* _Stated problem_:
Your reply should be one number: the count of lines holding the word "JSON".
────
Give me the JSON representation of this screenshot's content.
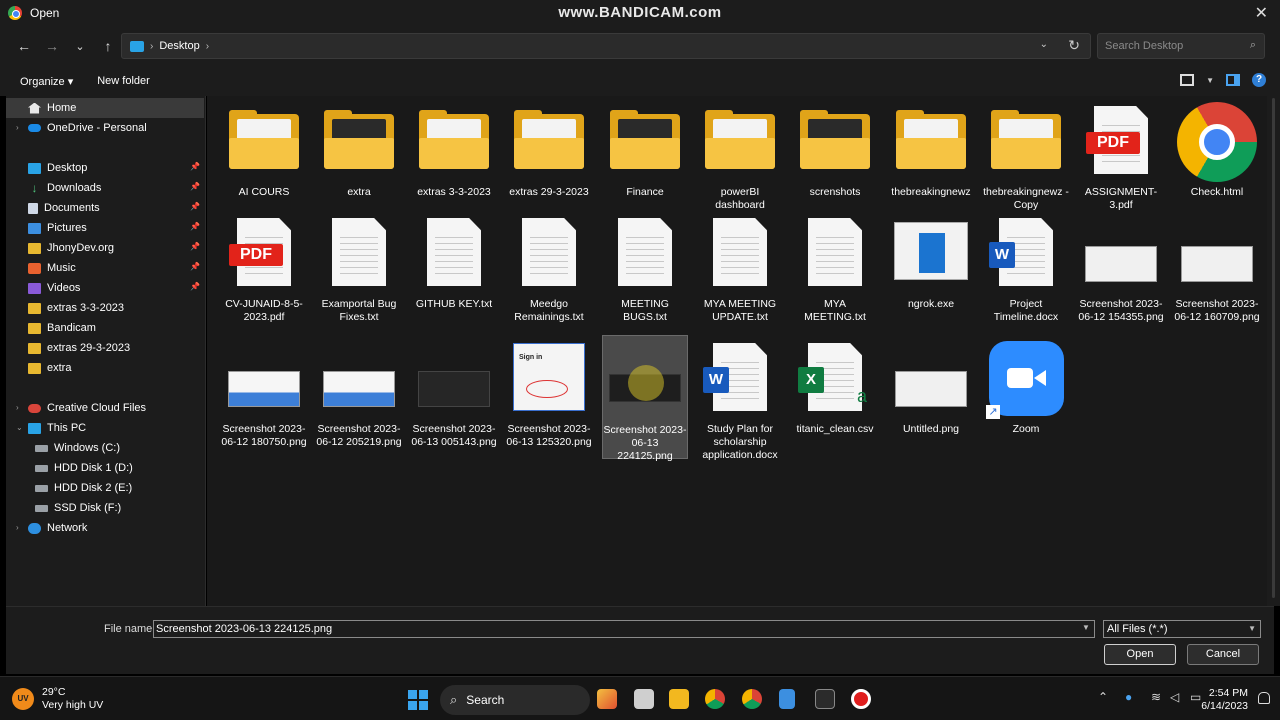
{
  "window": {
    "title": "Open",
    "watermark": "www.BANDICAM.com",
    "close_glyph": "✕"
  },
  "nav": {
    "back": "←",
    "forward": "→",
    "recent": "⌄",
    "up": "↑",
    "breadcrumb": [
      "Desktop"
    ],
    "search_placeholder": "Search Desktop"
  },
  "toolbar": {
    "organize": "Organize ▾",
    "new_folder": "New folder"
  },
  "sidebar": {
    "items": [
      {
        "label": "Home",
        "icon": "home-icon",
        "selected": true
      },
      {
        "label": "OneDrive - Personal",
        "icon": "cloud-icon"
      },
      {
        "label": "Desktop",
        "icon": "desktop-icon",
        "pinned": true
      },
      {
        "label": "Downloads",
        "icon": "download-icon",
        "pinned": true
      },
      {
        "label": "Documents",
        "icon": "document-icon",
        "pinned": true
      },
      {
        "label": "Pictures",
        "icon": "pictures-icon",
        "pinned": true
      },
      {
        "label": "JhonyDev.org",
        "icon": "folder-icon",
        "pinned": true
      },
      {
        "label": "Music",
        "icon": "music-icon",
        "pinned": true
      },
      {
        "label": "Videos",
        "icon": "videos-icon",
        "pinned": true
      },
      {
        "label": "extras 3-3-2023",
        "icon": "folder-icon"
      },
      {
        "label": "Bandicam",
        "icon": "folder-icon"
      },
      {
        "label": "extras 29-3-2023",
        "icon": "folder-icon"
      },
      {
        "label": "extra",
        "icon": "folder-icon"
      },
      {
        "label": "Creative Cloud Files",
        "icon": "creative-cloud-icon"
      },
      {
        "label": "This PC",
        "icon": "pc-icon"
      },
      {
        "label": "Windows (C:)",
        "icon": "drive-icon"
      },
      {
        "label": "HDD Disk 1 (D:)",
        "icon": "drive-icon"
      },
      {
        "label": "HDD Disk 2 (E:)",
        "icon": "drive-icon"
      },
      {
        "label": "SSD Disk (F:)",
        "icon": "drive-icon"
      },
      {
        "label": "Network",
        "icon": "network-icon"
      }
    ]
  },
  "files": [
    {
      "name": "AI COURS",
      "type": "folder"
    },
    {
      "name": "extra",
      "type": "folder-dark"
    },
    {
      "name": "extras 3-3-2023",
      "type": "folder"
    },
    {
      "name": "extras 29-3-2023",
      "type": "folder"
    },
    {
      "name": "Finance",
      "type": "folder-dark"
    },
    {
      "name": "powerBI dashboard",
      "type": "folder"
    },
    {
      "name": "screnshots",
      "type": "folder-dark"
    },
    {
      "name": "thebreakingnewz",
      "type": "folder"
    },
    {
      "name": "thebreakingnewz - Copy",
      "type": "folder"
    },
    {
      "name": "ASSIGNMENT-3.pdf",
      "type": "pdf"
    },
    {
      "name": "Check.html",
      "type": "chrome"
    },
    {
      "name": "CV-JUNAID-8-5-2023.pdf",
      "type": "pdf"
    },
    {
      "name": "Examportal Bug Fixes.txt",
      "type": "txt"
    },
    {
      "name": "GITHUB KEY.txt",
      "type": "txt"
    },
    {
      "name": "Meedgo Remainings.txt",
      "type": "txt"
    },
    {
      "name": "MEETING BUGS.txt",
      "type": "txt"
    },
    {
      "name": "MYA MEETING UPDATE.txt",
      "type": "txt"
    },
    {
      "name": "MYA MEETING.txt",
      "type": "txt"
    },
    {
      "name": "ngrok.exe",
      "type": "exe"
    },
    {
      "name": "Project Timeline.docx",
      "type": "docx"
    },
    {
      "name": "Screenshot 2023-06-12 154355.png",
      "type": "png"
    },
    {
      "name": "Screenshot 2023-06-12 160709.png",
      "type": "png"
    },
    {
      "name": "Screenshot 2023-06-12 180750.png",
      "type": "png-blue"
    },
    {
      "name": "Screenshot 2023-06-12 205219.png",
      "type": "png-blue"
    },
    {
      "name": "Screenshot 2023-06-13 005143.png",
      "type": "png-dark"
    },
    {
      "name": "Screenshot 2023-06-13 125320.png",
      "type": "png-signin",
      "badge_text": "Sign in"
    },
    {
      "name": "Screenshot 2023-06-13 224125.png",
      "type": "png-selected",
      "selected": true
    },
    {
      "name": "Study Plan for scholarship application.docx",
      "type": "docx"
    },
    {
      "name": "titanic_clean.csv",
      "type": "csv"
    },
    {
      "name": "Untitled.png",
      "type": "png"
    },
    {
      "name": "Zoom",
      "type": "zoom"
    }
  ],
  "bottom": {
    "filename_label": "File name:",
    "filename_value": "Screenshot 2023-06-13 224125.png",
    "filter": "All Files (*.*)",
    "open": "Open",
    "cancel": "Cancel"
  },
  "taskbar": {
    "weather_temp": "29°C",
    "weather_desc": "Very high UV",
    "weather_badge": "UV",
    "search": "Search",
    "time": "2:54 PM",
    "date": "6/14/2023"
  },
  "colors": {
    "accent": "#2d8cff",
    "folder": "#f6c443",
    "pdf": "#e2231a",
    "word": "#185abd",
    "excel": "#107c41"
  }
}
────
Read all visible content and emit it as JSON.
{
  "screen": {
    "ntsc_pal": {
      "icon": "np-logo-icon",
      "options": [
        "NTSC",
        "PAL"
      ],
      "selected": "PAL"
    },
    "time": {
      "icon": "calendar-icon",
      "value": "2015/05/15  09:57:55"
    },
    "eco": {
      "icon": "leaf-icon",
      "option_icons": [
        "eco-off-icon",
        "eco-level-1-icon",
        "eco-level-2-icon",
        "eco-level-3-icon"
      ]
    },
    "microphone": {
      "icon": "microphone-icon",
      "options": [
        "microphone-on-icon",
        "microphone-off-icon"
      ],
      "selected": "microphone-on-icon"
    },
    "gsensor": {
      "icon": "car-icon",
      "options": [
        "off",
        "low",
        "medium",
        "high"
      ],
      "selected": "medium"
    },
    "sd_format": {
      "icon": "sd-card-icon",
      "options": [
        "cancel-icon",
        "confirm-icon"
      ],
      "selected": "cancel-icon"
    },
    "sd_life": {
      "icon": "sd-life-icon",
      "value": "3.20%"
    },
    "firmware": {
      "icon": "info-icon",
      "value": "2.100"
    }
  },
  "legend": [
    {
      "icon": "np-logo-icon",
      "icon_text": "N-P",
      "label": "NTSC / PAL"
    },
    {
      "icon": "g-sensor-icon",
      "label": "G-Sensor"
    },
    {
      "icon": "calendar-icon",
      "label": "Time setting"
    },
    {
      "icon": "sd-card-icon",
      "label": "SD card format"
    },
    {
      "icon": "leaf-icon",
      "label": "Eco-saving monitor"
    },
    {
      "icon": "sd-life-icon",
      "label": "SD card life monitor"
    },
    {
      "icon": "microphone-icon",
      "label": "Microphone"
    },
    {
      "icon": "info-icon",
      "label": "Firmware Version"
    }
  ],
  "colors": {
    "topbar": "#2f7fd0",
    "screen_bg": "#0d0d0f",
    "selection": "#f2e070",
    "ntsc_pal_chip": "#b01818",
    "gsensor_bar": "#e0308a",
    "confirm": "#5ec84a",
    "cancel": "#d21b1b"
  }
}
────
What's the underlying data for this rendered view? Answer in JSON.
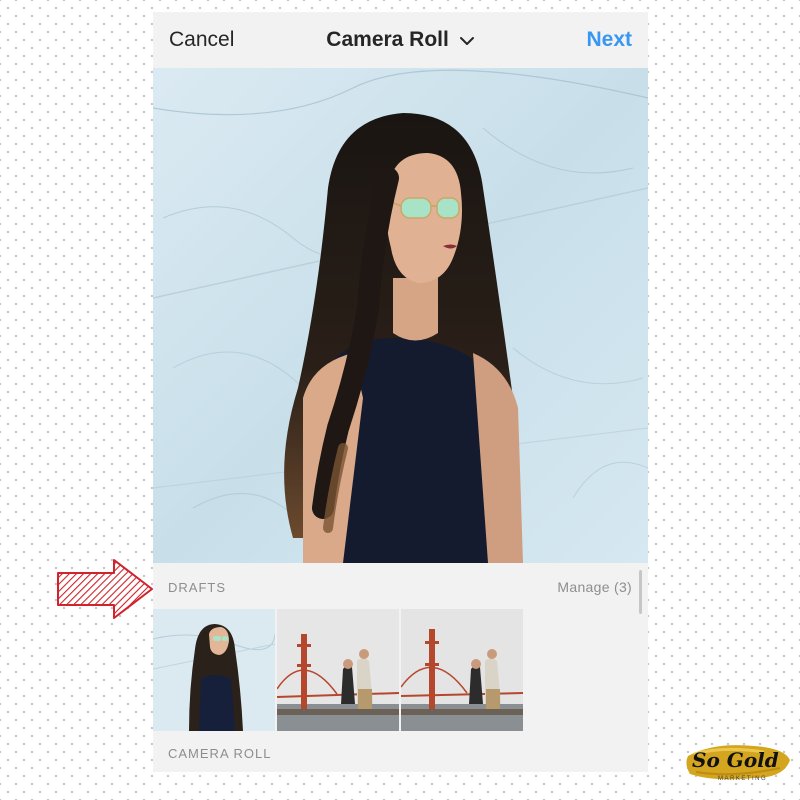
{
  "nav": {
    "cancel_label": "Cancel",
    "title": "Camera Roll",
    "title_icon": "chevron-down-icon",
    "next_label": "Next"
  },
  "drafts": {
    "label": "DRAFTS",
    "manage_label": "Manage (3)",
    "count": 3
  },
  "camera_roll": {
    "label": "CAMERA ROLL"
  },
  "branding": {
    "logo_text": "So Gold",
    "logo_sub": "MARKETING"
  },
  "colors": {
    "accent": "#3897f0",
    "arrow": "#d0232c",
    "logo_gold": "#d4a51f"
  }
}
────
* _Full answer_:
3